**Goal**
Determine the number of lines containing the word "Police". Reply with it and nothing else.

[Data items]
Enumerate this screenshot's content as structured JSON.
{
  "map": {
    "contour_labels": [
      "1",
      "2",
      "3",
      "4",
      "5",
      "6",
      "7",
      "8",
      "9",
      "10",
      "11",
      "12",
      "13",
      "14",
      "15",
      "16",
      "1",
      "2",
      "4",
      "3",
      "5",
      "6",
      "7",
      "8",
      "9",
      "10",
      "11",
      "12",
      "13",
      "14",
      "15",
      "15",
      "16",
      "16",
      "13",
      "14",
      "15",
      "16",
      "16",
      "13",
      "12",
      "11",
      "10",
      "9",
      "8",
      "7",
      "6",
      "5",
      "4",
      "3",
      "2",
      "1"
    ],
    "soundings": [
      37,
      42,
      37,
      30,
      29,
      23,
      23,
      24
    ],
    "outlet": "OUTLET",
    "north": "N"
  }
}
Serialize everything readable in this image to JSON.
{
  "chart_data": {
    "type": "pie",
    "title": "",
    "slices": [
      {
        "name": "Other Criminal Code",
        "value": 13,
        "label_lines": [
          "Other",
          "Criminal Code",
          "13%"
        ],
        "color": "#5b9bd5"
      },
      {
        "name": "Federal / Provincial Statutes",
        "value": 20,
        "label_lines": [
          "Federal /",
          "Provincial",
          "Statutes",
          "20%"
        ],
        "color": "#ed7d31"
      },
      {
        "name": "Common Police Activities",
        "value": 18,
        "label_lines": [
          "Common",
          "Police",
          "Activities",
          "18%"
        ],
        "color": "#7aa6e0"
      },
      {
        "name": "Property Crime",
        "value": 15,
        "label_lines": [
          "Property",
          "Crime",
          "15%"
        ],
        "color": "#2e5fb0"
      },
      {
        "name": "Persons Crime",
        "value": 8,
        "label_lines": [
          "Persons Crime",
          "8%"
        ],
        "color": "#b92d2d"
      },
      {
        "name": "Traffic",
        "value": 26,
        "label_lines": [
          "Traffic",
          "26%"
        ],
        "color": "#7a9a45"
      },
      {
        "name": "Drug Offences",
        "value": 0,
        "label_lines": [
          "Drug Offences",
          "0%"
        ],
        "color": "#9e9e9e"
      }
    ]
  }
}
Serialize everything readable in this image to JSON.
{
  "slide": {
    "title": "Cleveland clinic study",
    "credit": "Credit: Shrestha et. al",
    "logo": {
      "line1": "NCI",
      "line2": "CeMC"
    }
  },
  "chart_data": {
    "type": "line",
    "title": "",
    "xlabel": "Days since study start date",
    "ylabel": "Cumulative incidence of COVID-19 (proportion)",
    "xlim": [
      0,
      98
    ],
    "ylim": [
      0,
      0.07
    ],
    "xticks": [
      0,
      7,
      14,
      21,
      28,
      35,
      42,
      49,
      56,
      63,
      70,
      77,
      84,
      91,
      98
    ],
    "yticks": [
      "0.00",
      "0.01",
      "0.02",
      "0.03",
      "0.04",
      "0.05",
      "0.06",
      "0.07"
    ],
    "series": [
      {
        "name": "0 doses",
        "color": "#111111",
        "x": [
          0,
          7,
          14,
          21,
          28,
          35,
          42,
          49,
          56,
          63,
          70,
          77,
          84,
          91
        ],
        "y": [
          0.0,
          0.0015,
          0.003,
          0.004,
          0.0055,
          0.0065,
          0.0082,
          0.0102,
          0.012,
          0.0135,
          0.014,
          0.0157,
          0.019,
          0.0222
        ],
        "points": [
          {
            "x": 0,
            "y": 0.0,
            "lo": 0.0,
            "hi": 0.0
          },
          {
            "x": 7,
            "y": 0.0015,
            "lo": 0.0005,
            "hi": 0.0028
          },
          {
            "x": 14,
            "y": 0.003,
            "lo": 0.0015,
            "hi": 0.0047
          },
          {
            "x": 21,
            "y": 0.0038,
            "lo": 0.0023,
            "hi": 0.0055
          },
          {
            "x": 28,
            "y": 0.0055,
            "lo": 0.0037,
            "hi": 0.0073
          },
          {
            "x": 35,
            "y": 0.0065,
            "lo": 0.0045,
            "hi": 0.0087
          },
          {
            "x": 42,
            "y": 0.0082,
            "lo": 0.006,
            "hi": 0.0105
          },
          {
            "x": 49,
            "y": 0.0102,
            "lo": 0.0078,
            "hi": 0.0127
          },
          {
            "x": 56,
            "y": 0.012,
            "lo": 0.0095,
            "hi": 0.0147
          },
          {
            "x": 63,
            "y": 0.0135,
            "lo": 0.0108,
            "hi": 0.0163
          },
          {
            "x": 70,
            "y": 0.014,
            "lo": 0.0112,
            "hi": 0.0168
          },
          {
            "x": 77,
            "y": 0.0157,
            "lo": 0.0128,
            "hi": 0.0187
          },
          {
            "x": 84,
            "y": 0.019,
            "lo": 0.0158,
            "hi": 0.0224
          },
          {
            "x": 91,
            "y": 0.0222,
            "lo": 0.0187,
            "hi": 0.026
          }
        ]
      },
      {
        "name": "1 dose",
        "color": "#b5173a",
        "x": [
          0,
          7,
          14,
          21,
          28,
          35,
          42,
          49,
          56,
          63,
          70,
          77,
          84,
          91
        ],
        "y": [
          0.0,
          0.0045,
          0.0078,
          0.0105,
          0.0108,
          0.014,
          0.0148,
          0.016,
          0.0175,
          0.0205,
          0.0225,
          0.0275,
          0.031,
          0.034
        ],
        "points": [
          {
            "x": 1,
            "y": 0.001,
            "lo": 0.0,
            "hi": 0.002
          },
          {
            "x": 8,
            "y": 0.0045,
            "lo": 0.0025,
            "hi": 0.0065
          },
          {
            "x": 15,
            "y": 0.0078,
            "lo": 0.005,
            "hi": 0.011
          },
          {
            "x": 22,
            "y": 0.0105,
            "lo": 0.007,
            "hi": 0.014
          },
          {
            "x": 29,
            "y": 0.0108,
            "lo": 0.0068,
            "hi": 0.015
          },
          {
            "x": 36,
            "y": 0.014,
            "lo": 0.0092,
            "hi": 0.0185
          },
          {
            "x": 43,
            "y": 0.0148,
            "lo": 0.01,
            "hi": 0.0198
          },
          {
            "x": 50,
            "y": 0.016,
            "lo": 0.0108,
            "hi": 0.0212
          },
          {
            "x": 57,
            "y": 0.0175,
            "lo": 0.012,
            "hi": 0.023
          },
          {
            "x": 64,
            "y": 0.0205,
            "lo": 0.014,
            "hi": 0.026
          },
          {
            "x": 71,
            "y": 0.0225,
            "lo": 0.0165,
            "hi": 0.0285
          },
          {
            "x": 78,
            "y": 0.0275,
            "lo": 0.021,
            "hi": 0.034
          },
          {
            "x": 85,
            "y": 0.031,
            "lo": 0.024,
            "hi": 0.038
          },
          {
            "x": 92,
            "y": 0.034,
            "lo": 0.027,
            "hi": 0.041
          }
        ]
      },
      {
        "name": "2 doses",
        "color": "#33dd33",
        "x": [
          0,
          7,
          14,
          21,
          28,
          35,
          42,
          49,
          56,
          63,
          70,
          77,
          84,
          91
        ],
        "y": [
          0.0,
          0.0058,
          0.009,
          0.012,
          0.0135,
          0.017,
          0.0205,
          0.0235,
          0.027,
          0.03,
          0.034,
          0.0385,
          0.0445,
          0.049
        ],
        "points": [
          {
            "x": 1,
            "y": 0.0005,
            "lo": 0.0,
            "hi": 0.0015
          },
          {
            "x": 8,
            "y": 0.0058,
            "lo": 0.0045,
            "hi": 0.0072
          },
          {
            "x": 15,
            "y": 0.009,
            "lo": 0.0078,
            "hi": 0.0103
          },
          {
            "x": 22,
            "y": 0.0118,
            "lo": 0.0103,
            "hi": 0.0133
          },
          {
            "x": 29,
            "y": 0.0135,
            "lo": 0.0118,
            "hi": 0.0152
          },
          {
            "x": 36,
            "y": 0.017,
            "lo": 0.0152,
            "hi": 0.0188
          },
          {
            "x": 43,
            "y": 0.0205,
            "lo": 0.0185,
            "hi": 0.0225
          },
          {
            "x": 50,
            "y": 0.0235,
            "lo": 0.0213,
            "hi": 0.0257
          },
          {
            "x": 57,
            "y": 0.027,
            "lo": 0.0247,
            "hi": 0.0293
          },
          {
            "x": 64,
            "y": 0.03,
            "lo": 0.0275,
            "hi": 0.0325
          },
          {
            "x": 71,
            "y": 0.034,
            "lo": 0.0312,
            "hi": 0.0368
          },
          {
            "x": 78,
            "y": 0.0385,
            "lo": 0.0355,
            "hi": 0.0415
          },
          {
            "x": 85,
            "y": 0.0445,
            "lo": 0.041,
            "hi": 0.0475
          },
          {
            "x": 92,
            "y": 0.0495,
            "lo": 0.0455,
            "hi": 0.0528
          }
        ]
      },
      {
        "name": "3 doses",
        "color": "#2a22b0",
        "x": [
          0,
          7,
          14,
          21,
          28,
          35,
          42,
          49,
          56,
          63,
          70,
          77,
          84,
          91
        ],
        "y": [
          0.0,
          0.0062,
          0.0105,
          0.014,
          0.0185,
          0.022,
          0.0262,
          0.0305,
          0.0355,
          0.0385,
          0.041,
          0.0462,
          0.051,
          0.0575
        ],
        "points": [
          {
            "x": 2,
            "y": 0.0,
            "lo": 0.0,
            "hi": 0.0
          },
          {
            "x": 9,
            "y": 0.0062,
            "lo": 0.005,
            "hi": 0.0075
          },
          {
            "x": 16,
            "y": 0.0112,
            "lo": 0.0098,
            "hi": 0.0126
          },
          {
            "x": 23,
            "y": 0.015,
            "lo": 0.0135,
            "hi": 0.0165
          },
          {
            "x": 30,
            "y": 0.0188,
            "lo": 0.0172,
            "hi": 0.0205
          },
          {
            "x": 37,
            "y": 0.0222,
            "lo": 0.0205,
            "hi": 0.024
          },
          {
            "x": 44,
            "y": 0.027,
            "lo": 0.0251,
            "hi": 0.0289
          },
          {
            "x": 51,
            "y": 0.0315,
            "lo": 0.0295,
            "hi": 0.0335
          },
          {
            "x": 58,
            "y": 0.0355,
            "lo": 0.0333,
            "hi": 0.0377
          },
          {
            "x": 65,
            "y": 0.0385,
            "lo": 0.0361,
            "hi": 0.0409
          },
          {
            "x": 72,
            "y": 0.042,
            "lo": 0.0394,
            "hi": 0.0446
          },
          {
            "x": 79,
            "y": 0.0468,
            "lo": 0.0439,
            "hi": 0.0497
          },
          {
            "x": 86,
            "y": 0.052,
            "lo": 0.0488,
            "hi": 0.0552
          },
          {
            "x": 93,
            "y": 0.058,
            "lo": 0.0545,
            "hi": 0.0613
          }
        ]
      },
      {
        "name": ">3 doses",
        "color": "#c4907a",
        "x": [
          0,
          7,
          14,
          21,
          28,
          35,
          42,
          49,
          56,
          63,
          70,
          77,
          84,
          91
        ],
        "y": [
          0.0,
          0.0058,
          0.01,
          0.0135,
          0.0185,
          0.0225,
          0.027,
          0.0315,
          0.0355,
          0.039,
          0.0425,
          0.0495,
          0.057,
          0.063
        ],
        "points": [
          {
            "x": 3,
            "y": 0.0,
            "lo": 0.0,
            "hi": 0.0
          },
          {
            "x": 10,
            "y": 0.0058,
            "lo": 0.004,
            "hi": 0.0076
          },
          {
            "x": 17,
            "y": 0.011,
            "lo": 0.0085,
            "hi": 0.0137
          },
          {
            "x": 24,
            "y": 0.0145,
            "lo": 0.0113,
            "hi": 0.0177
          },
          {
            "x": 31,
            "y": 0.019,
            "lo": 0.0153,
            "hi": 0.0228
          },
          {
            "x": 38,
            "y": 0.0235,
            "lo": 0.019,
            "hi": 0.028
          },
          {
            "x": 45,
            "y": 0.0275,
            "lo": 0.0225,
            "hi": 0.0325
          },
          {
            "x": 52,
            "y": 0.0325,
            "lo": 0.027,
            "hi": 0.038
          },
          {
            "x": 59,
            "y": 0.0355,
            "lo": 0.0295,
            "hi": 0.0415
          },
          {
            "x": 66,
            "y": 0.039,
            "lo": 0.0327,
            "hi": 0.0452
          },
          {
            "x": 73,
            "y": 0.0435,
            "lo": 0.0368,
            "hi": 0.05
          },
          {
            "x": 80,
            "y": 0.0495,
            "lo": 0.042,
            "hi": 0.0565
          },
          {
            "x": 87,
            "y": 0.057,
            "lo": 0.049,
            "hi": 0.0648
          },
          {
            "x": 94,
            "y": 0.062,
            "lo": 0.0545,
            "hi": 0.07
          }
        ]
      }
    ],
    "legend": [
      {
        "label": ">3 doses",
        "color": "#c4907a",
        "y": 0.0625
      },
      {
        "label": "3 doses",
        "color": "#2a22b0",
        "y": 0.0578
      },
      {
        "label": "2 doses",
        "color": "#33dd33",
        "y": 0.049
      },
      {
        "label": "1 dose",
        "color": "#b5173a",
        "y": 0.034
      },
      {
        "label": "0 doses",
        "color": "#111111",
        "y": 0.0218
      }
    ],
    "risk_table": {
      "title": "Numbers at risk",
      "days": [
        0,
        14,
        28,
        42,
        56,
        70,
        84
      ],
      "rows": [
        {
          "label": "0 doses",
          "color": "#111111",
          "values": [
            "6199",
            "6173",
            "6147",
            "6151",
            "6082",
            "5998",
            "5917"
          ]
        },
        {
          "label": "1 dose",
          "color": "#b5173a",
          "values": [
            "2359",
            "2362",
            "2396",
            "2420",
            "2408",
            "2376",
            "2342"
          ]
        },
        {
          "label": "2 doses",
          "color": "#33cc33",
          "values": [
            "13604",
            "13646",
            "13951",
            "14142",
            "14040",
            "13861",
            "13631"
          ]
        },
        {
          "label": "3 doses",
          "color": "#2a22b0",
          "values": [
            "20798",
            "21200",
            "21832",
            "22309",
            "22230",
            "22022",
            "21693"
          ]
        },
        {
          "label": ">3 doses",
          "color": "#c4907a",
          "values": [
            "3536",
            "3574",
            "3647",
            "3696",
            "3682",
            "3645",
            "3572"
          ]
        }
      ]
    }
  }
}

**Task answer**
2